## START Material

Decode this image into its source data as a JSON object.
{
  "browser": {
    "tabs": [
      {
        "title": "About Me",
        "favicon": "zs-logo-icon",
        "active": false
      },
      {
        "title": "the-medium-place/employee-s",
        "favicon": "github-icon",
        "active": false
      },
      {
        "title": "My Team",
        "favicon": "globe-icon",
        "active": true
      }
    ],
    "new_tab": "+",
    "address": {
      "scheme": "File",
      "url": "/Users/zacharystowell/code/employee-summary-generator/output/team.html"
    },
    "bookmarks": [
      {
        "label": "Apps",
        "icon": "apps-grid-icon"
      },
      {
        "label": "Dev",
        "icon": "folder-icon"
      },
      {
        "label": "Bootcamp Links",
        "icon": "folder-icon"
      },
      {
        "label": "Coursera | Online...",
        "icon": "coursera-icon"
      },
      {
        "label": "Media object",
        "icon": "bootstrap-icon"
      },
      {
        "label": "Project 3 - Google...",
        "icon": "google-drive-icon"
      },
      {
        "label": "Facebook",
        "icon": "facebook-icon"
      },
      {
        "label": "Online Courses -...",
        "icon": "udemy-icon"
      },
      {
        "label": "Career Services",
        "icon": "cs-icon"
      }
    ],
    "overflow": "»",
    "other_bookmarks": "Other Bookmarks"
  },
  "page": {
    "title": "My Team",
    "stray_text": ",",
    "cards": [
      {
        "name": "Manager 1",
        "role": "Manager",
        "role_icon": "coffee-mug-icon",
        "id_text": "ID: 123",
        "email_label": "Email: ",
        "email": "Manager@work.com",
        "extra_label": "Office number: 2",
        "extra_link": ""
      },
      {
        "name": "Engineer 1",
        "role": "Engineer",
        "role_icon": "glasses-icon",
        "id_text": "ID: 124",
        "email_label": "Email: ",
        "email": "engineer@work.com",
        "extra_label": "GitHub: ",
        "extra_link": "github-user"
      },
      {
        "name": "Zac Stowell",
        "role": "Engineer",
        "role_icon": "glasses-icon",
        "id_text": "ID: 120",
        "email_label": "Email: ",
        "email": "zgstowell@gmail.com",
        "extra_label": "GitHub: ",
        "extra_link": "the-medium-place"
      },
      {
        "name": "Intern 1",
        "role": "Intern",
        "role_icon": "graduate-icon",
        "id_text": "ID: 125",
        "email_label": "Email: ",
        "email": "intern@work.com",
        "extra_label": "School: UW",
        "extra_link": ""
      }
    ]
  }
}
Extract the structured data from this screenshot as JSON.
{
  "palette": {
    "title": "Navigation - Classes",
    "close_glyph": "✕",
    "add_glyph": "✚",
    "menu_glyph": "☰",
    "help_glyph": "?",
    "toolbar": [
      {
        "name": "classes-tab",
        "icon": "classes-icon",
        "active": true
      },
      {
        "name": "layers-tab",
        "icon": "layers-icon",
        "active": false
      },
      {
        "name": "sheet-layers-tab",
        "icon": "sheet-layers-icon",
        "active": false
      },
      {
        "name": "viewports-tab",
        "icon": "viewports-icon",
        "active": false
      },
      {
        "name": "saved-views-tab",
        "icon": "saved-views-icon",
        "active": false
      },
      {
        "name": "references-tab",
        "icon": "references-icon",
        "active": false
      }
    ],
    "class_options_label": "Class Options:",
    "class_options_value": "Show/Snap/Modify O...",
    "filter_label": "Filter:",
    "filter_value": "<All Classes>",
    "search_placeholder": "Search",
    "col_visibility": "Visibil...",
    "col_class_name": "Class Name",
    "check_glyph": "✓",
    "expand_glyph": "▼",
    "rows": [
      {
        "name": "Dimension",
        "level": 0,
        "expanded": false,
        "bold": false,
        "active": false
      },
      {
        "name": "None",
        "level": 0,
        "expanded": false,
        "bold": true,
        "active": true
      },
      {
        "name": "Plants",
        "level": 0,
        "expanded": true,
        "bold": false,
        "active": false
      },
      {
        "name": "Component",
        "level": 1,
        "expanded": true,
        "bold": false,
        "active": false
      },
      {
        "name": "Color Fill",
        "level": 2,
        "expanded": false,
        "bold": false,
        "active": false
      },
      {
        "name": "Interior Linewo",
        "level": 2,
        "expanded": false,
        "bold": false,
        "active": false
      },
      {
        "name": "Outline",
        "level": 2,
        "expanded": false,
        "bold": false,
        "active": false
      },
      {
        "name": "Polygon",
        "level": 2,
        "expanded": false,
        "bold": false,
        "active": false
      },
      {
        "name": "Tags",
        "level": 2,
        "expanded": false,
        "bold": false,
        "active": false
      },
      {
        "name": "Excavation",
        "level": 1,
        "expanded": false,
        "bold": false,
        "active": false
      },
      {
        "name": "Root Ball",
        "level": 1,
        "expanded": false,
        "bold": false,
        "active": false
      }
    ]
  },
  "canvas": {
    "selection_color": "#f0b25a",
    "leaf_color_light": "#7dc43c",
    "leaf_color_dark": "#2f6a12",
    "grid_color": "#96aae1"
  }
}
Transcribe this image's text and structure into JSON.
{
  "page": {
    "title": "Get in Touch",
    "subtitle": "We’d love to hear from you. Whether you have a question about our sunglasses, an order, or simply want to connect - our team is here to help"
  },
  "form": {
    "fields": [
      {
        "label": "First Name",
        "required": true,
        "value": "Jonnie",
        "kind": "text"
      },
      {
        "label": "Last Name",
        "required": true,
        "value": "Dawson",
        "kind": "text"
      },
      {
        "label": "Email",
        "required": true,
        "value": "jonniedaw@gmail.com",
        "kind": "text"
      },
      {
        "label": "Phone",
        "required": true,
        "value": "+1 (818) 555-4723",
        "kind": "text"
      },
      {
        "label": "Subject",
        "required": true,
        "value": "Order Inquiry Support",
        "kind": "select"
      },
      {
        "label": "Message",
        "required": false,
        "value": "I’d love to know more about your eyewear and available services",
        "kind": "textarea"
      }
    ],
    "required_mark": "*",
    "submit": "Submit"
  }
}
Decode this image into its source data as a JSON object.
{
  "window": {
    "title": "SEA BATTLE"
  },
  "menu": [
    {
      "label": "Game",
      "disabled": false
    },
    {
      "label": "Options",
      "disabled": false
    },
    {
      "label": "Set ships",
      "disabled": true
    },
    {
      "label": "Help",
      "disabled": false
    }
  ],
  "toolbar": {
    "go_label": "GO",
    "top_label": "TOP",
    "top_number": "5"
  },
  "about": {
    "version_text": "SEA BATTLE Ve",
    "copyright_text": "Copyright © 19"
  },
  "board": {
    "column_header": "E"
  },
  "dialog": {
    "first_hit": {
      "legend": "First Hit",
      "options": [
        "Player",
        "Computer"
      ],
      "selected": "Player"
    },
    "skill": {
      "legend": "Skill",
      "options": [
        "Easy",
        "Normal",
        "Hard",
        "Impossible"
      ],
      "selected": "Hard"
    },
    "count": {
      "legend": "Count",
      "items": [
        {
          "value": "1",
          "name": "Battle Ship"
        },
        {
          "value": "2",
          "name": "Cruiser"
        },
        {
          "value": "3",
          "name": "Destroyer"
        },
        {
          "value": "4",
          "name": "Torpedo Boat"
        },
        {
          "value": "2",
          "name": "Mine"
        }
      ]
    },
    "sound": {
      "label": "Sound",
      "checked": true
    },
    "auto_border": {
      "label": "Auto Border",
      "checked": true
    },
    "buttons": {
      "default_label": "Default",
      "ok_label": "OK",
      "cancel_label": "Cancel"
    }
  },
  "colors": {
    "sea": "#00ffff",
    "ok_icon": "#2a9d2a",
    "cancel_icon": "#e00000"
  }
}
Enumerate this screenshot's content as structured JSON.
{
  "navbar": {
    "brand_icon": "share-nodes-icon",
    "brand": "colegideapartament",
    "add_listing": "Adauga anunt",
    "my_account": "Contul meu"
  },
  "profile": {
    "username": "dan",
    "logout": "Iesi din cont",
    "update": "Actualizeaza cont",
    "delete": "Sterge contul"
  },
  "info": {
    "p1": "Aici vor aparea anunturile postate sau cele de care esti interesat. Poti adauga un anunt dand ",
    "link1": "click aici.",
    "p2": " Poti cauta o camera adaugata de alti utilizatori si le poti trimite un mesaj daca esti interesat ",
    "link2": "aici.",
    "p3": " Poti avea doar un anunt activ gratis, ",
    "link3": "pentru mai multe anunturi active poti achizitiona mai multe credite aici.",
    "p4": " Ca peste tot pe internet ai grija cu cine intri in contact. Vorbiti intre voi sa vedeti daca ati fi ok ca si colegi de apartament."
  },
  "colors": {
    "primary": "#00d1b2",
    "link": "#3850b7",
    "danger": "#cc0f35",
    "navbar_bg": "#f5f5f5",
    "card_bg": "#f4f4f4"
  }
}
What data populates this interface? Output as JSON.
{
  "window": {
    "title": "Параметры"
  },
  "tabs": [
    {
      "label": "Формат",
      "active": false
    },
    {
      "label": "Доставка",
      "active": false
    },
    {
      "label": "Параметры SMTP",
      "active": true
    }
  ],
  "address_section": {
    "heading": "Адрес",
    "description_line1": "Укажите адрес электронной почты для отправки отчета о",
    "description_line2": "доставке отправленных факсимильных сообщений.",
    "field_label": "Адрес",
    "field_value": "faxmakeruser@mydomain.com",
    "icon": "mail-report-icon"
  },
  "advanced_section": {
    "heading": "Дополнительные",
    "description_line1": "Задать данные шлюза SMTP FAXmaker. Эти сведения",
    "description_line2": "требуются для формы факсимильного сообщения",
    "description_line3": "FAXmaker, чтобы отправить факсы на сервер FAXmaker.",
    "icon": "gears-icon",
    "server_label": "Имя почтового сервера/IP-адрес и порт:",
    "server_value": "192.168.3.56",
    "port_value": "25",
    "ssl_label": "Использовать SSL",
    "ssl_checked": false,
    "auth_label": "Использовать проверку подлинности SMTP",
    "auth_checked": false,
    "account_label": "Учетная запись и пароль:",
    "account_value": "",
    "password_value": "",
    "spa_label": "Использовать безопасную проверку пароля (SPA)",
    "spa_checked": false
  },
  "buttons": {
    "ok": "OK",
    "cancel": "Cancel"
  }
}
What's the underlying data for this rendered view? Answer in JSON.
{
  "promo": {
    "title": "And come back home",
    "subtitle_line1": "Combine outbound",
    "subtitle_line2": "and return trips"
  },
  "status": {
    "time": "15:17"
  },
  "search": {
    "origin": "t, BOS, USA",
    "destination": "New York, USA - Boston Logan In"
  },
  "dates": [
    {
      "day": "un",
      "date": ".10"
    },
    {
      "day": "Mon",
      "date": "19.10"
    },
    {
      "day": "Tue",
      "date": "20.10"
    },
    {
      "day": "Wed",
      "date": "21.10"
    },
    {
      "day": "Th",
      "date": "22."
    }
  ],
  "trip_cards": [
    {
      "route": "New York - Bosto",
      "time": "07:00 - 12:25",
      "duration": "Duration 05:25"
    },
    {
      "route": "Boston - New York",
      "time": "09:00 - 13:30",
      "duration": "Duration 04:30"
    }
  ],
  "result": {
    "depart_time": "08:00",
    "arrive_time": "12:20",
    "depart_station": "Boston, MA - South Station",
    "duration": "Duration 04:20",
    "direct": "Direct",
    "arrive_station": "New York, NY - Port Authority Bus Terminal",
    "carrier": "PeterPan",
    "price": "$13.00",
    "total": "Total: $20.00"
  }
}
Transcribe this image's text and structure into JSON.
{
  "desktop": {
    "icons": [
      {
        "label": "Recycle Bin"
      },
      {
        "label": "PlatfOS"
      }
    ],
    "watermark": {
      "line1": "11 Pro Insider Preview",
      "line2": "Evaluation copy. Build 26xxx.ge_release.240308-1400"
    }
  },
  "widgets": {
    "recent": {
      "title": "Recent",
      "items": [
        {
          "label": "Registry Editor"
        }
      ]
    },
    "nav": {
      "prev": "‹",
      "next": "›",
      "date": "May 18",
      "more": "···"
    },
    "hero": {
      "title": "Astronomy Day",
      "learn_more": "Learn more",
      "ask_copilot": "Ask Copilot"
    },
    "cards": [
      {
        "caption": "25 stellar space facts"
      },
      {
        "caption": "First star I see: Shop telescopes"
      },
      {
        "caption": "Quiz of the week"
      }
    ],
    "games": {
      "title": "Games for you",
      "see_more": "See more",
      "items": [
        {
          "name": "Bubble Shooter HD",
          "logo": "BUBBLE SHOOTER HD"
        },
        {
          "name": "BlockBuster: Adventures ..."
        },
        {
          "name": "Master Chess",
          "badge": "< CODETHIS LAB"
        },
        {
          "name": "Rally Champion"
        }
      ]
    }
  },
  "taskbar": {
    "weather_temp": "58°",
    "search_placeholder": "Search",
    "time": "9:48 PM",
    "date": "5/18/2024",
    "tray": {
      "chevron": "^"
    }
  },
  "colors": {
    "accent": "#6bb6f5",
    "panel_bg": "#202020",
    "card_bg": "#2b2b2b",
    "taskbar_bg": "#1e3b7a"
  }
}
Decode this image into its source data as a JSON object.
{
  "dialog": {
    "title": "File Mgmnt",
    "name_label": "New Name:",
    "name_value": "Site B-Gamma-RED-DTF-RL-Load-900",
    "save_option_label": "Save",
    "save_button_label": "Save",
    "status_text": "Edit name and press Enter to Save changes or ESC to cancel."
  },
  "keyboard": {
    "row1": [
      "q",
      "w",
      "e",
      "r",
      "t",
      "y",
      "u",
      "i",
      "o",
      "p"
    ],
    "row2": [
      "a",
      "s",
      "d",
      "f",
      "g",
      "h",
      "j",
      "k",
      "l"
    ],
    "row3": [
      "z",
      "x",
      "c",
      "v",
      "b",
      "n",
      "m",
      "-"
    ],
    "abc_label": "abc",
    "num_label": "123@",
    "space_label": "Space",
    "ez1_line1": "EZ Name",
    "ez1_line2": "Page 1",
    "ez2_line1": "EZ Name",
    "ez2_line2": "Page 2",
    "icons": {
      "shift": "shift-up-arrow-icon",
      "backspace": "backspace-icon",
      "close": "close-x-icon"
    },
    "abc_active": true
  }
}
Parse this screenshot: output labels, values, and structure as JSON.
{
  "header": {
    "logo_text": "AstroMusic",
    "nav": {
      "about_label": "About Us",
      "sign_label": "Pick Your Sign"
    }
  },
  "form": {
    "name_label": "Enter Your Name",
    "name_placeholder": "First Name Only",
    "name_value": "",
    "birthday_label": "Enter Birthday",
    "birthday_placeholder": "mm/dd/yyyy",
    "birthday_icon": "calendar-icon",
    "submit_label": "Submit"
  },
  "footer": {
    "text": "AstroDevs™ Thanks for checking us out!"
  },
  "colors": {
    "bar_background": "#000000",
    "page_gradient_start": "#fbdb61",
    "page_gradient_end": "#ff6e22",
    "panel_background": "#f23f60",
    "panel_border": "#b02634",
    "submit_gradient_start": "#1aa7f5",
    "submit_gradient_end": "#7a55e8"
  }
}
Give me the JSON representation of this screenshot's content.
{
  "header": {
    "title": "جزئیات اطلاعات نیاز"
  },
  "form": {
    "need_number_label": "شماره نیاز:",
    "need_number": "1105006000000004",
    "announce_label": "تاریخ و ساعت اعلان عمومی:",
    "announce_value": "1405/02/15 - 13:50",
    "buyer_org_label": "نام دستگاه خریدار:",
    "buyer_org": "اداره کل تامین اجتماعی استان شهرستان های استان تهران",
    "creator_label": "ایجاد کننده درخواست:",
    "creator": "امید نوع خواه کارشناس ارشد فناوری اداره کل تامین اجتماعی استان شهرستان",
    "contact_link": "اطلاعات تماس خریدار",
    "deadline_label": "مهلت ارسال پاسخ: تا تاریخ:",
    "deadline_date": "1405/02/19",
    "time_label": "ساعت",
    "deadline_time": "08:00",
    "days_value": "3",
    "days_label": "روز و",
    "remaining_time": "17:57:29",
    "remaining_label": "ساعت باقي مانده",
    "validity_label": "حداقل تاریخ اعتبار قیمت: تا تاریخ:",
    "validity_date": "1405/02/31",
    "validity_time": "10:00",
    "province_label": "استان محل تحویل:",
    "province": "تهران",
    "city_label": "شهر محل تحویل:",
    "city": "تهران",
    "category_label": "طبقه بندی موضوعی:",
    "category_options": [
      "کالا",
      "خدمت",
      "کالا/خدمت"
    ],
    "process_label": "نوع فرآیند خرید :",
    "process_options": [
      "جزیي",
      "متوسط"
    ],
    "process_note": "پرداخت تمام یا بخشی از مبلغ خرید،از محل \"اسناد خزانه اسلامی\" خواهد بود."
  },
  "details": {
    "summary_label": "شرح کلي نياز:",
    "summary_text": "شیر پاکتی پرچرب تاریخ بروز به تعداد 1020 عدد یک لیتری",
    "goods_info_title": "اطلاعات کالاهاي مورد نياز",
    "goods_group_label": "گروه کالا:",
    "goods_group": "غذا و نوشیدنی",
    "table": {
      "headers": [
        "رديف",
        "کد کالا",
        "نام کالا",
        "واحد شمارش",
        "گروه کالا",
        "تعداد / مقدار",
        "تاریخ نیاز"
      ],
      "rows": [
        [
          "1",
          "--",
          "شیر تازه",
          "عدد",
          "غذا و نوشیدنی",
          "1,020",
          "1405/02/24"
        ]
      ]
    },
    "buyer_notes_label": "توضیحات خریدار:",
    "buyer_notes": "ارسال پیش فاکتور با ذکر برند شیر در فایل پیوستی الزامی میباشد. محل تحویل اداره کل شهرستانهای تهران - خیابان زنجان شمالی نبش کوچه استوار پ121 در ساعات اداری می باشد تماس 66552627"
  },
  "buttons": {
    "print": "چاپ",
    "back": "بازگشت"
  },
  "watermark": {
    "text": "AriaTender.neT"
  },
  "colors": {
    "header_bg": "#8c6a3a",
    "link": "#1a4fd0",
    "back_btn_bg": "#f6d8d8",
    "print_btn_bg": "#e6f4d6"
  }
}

## END Material

- **Problem to work on**
Scan the data above; copy every line where "استان" appears.

- **Finished answer**
    "buyer_org": "اداره کل تامین اجتماعی استان شهرستان های استان تهران",
    "creator": "امید نوع خواه کارشناس ارشد فناوری اداره کل تامین اجتماعی استان شهرستان",
    "province_label": "استان محل تحویل:",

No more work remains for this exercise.